*Task to complete*.
Look through the material below. Copy every line with the string "this" in it.

Collected data:
----

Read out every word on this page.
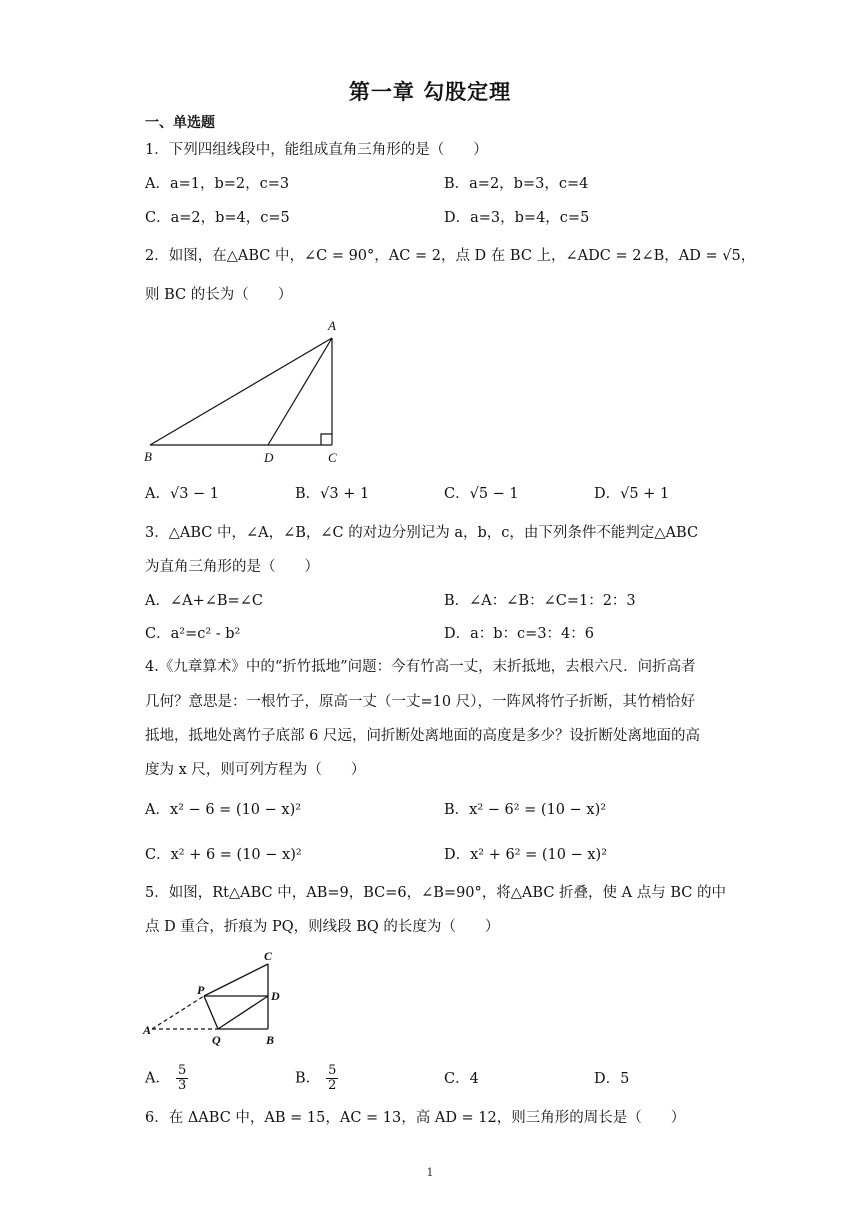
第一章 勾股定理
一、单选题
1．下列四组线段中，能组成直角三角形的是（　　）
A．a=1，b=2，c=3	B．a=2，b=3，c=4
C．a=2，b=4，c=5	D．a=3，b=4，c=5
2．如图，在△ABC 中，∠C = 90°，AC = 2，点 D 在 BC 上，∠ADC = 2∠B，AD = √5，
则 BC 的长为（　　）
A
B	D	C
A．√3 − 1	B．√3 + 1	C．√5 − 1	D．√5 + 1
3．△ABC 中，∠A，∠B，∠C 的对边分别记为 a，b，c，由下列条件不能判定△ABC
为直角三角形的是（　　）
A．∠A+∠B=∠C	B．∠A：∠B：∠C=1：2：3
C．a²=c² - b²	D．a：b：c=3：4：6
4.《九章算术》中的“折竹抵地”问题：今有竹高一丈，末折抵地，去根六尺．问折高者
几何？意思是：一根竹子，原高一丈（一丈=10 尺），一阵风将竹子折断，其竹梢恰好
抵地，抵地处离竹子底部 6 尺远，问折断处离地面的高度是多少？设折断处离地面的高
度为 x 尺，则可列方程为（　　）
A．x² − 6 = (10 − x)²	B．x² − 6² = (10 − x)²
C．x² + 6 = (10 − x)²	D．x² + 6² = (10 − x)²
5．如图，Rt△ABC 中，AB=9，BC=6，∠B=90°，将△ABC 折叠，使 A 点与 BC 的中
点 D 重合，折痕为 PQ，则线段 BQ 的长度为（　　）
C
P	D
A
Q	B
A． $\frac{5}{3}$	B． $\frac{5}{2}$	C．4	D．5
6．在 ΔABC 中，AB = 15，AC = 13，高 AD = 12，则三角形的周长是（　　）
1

----

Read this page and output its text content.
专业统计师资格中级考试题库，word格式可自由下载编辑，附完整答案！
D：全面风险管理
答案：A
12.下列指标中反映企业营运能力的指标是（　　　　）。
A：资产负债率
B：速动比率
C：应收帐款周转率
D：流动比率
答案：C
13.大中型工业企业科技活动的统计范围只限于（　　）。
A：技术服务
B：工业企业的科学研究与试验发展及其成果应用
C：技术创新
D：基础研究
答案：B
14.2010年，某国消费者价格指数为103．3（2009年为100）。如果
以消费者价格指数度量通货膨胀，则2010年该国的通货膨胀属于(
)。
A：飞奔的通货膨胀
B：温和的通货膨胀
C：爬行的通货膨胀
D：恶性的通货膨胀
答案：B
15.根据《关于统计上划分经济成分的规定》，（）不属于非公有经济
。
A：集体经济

----

*The reply*.
Read out every word on this page.
Read this page and output its text content.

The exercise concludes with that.